STATED TASK: Exactly as written, quote every line that follows, skipping the images.
>> BEGIN RECORDS FOR PROCESSING
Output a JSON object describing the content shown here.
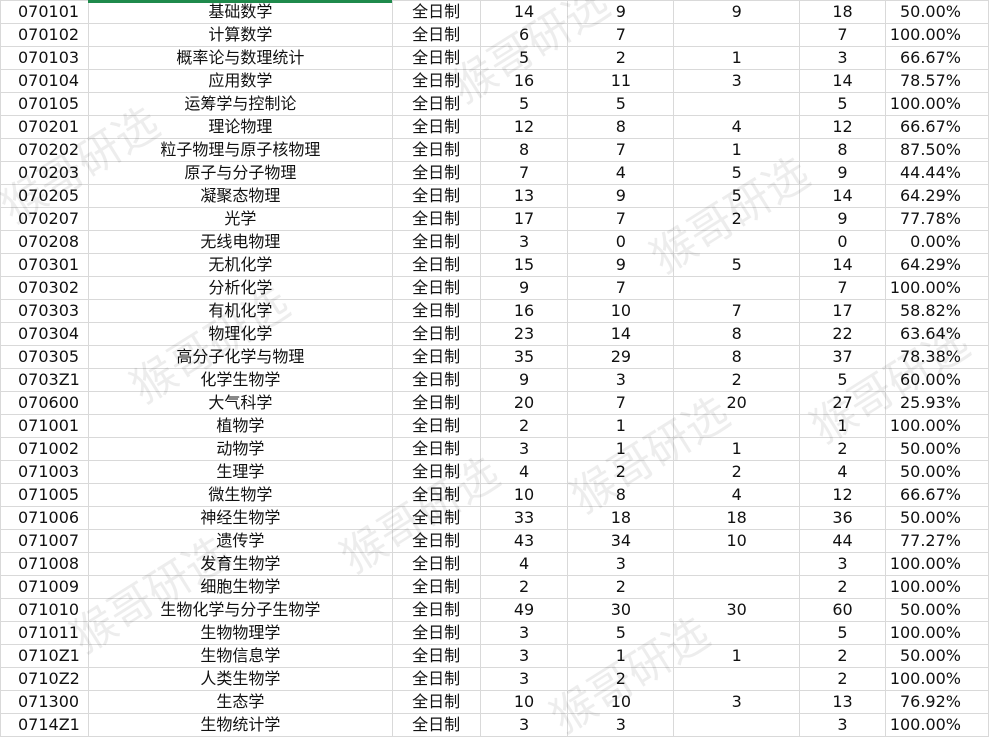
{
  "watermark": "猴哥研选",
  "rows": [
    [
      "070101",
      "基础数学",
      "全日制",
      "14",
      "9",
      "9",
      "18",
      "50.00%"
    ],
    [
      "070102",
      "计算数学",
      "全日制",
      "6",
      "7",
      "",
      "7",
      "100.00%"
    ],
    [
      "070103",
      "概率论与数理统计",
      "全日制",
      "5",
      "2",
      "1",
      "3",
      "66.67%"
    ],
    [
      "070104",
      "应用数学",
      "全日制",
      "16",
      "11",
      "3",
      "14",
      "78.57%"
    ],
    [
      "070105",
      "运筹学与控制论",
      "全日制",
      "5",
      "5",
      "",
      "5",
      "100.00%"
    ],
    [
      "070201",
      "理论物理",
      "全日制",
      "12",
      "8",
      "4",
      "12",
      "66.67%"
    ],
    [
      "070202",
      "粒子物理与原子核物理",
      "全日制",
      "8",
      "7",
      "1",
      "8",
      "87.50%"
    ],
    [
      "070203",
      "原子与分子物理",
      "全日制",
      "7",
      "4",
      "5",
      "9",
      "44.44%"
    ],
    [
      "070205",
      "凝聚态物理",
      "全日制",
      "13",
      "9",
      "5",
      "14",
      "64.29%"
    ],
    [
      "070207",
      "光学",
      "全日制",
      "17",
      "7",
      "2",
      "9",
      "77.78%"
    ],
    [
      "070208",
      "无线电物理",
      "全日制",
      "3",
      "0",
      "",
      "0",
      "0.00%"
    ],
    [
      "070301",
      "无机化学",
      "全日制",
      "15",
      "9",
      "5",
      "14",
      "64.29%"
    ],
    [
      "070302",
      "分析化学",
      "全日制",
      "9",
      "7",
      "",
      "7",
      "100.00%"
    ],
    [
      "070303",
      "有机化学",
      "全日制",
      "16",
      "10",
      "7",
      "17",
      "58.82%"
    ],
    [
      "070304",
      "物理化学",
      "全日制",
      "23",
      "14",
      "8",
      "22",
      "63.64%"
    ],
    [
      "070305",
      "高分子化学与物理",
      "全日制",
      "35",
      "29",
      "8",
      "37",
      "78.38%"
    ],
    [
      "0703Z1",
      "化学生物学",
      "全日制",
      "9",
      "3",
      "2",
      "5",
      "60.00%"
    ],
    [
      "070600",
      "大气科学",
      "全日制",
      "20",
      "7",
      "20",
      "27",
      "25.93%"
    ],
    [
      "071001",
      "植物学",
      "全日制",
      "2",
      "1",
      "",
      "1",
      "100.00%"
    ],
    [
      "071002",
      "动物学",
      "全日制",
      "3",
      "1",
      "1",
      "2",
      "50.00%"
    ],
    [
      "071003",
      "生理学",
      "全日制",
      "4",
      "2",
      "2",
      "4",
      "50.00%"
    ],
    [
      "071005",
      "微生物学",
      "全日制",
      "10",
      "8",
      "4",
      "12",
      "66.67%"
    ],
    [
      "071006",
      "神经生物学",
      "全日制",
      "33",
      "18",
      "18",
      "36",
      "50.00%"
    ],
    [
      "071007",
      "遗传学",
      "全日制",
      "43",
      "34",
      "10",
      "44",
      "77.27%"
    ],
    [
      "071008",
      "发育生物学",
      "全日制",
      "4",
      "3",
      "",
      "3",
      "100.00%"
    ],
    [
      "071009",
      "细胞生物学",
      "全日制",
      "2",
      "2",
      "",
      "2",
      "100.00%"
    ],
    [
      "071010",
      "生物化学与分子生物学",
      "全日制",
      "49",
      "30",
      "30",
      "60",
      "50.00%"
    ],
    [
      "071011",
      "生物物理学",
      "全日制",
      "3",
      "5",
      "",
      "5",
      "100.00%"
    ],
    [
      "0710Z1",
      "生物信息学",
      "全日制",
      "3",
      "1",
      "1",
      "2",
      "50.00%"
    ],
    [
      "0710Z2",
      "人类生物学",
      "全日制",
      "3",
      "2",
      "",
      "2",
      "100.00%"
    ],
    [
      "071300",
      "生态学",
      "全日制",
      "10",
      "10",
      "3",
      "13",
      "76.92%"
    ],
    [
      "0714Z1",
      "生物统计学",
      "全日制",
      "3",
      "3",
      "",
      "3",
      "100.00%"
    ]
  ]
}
>> END RECORDS FOR PROCESSING
SOLUTION:
Output a JSON object describing the content shown here.
{
  "watermark": "猴哥研选",
  "rows": [
    [
      "070101",
      "基础数学",
      "全日制",
      "14",
      "9",
      "9",
      "18",
      "50.00%"
    ],
    [
      "070102",
      "计算数学",
      "全日制",
      "6",
      "7",
      "",
      "7",
      "100.00%"
    ],
    [
      "070103",
      "概率论与数理统计",
      "全日制",
      "5",
      "2",
      "1",
      "3",
      "66.67%"
    ],
    [
      "070104",
      "应用数学",
      "全日制",
      "16",
      "11",
      "3",
      "14",
      "78.57%"
    ],
    [
      "070105",
      "运筹学与控制论",
      "全日制",
      "5",
      "5",
      "",
      "5",
      "100.00%"
    ],
    [
      "070201",
      "理论物理",
      "全日制",
      "12",
      "8",
      "4",
      "12",
      "66.67%"
    ],
    [
      "070202",
      "粒子物理与原子核物理",
      "全日制",
      "8",
      "7",
      "1",
      "8",
      "87.50%"
    ],
    [
      "070203",
      "原子与分子物理",
      "全日制",
      "7",
      "4",
      "5",
      "9",
      "44.44%"
    ],
    [
      "070205",
      "凝聚态物理",
      "全日制",
      "13",
      "9",
      "5",
      "14",
      "64.29%"
    ],
    [
      "070207",
      "光学",
      "全日制",
      "17",
      "7",
      "2",
      "9",
      "77.78%"
    ],
    [
      "070208",
      "无线电物理",
      "全日制",
      "3",
      "0",
      "",
      "0",
      "0.00%"
    ],
    [
      "070301",
      "无机化学",
      "全日制",
      "15",
      "9",
      "5",
      "14",
      "64.29%"
    ],
    [
      "070302",
      "分析化学",
      "全日制",
      "9",
      "7",
      "",
      "7",
      "100.00%"
    ],
    [
      "070303",
      "有机化学",
      "全日制",
      "16",
      "10",
      "7",
      "17",
      "58.82%"
    ],
    [
      "070304",
      "物理化学",
      "全日制",
      "23",
      "14",
      "8",
      "22",
      "63.64%"
    ],
    [
      "070305",
      "高分子化学与物理",
      "全日制",
      "35",
      "29",
      "8",
      "37",
      "78.38%"
    ],
    [
      "0703Z1",
      "化学生物学",
      "全日制",
      "9",
      "3",
      "2",
      "5",
      "60.00%"
    ],
    [
      "070600",
      "大气科学",
      "全日制",
      "20",
      "7",
      "20",
      "27",
      "25.93%"
    ],
    [
      "071001",
      "植物学",
      "全日制",
      "2",
      "1",
      "",
      "1",
      "100.00%"
    ],
    [
      "071002",
      "动物学",
      "全日制",
      "3",
      "1",
      "1",
      "2",
      "50.00%"
    ],
    [
      "071003",
      "生理学",
      "全日制",
      "4",
      "2",
      "2",
      "4",
      "50.00%"
    ],
    [
      "071005",
      "微生物学",
      "全日制",
      "10",
      "8",
      "4",
      "12",
      "66.67%"
    ],
    [
      "071006",
      "神经生物学",
      "全日制",
      "33",
      "18",
      "18",
      "36",
      "50.00%"
    ],
    [
      "071007",
      "遗传学",
      "全日制",
      "43",
      "34",
      "10",
      "44",
      "77.27%"
    ],
    [
      "071008",
      "发育生物学",
      "全日制",
      "4",
      "3",
      "",
      "3",
      "100.00%"
    ],
    [
      "071009",
      "细胞生物学",
      "全日制",
      "2",
      "2",
      "",
      "2",
      "100.00%"
    ],
    [
      "071010",
      "生物化学与分子生物学",
      "全日制",
      "49",
      "30",
      "30",
      "60",
      "50.00%"
    ],
    [
      "071011",
      "生物物理学",
      "全日制",
      "3",
      "5",
      "",
      "5",
      "100.00%"
    ],
    [
      "0710Z1",
      "生物信息学",
      "全日制",
      "3",
      "1",
      "1",
      "2",
      "50.00%"
    ],
    [
      "0710Z2",
      "人类生物学",
      "全日制",
      "3",
      "2",
      "",
      "2",
      "100.00%"
    ],
    [
      "071300",
      "生态学",
      "全日制",
      "10",
      "10",
      "3",
      "13",
      "76.92%"
    ],
    [
      "0714Z1",
      "生物统计学",
      "全日制",
      "3",
      "3",
      "",
      "3",
      "100.00%"
    ]
  ]
}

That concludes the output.